▶ **Input records**
— START —

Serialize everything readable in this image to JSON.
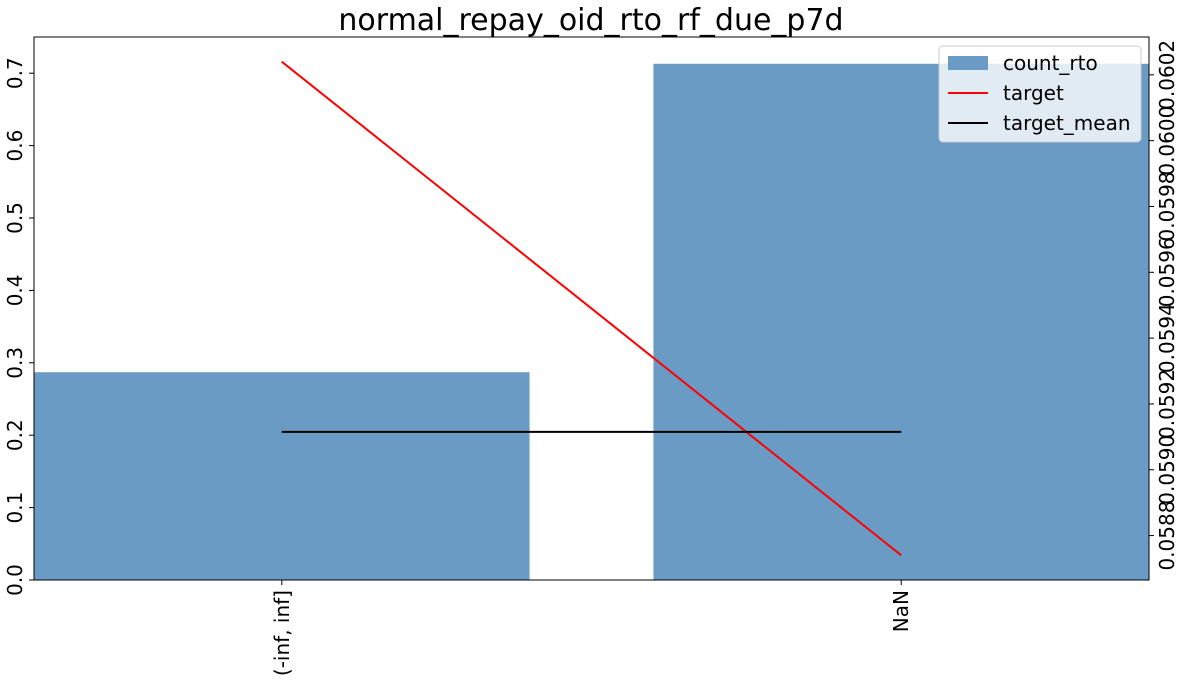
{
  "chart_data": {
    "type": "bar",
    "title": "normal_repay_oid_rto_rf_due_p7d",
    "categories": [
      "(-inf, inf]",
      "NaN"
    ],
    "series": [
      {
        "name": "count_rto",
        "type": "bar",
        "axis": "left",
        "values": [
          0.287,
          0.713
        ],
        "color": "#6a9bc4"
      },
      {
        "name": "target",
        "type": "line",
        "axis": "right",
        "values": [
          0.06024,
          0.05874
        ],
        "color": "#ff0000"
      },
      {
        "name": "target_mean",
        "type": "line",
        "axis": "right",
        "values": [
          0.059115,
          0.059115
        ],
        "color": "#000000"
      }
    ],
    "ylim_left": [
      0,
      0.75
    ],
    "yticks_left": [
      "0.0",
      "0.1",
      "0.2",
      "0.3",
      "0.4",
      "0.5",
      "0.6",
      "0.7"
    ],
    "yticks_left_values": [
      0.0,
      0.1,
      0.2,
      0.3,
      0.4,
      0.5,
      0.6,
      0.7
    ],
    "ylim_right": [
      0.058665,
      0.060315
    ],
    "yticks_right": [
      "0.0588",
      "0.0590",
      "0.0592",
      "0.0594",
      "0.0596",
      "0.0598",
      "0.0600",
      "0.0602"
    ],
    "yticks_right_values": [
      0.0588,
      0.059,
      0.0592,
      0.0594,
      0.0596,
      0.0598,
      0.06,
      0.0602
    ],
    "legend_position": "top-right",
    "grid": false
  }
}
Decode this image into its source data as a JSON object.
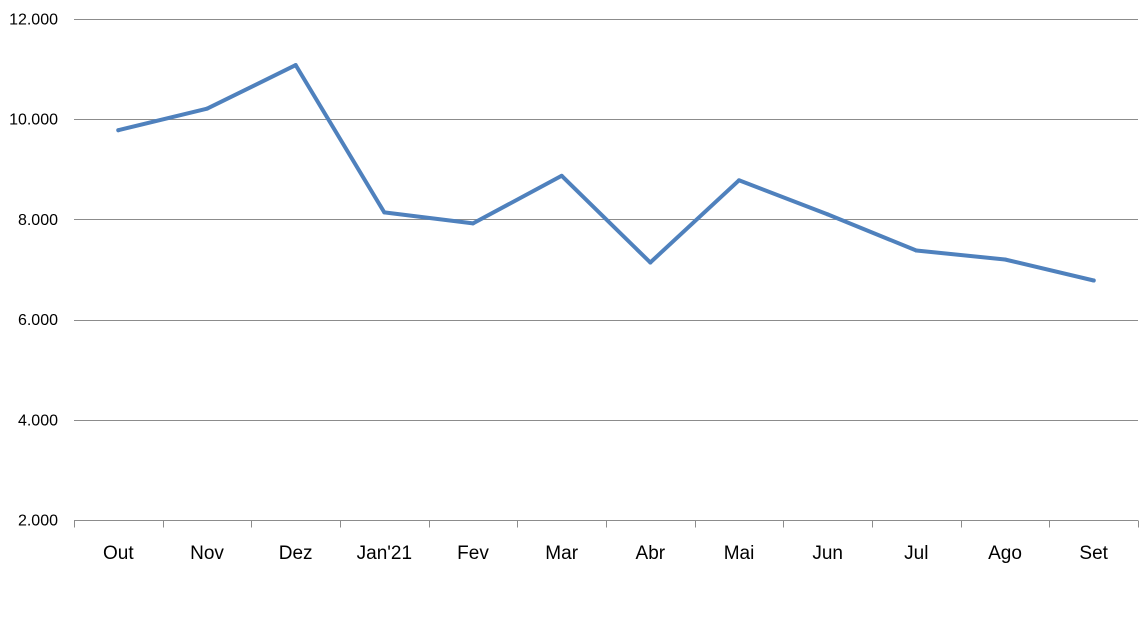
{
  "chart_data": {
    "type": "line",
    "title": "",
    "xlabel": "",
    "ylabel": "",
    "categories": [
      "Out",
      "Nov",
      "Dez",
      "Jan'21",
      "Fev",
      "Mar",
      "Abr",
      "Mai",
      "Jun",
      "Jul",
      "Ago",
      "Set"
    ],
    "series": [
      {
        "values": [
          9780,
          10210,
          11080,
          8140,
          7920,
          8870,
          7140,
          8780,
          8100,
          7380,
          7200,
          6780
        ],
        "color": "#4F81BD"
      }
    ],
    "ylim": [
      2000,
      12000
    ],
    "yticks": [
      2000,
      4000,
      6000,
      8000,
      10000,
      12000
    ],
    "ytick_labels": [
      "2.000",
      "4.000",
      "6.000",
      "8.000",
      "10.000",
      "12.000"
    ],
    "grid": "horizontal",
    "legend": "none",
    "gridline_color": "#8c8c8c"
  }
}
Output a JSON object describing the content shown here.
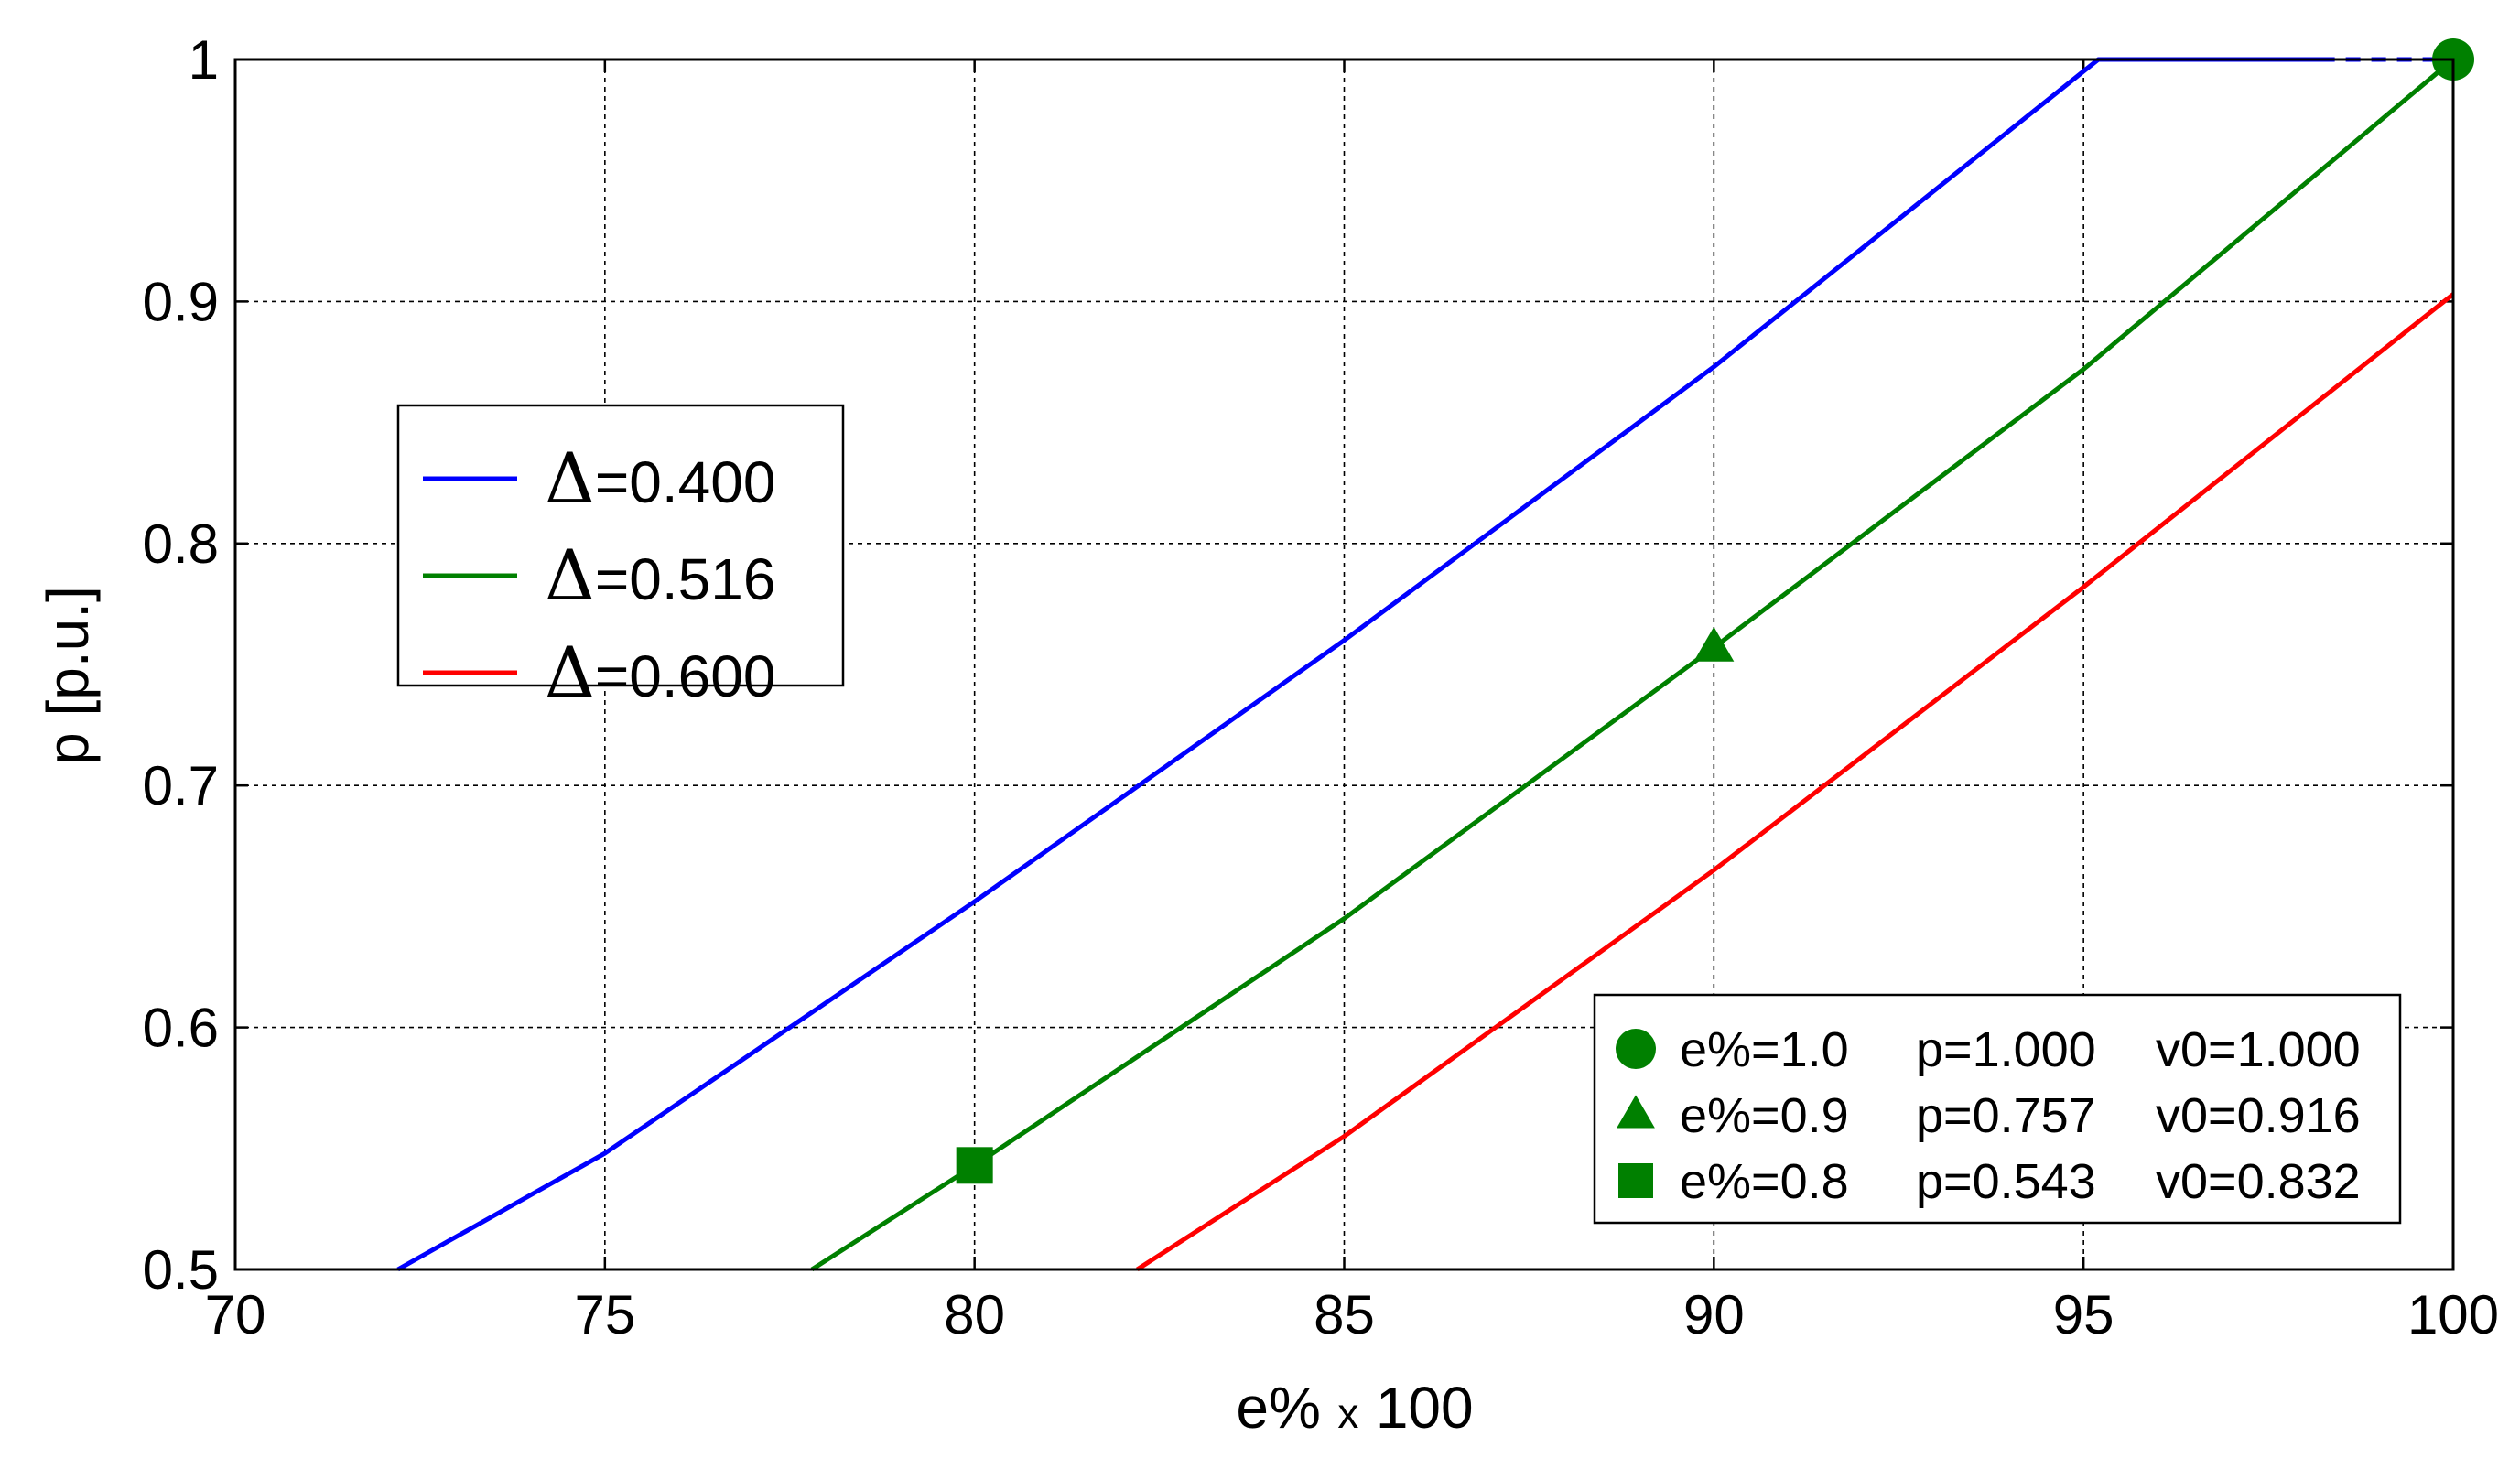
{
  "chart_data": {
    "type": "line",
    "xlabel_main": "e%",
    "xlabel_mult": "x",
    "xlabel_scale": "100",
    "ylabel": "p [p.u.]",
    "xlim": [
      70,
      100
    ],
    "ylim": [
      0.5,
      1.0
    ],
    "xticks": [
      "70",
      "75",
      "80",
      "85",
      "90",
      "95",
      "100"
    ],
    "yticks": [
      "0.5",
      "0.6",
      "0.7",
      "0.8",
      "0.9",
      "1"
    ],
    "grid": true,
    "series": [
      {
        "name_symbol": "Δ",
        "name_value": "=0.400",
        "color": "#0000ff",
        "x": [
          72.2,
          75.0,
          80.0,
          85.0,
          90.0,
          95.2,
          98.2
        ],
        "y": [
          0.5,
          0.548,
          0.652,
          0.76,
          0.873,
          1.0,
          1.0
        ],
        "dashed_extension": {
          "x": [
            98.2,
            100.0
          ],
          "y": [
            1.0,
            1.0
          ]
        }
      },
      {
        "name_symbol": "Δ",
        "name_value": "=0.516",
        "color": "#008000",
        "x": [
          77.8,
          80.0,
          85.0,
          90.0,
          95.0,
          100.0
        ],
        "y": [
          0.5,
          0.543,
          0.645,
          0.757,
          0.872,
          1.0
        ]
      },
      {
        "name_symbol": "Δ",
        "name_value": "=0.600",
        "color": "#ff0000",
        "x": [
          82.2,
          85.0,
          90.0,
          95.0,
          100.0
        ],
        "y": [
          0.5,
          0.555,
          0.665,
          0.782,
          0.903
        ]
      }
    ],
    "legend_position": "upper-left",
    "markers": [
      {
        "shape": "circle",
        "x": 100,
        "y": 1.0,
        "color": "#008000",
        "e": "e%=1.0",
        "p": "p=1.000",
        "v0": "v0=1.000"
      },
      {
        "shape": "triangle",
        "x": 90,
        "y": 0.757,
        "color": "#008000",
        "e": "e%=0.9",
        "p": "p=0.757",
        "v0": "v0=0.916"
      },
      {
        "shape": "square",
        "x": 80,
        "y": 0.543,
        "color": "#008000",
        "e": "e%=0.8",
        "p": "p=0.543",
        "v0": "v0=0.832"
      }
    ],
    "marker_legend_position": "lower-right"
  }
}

— END —

▶ **What is being asked**
All lines in the data that contain the word "title" should be copied.

▶ **Response below**
    "title": "normal_repay_oid_rto_rf_due_p7d",
    "title": "",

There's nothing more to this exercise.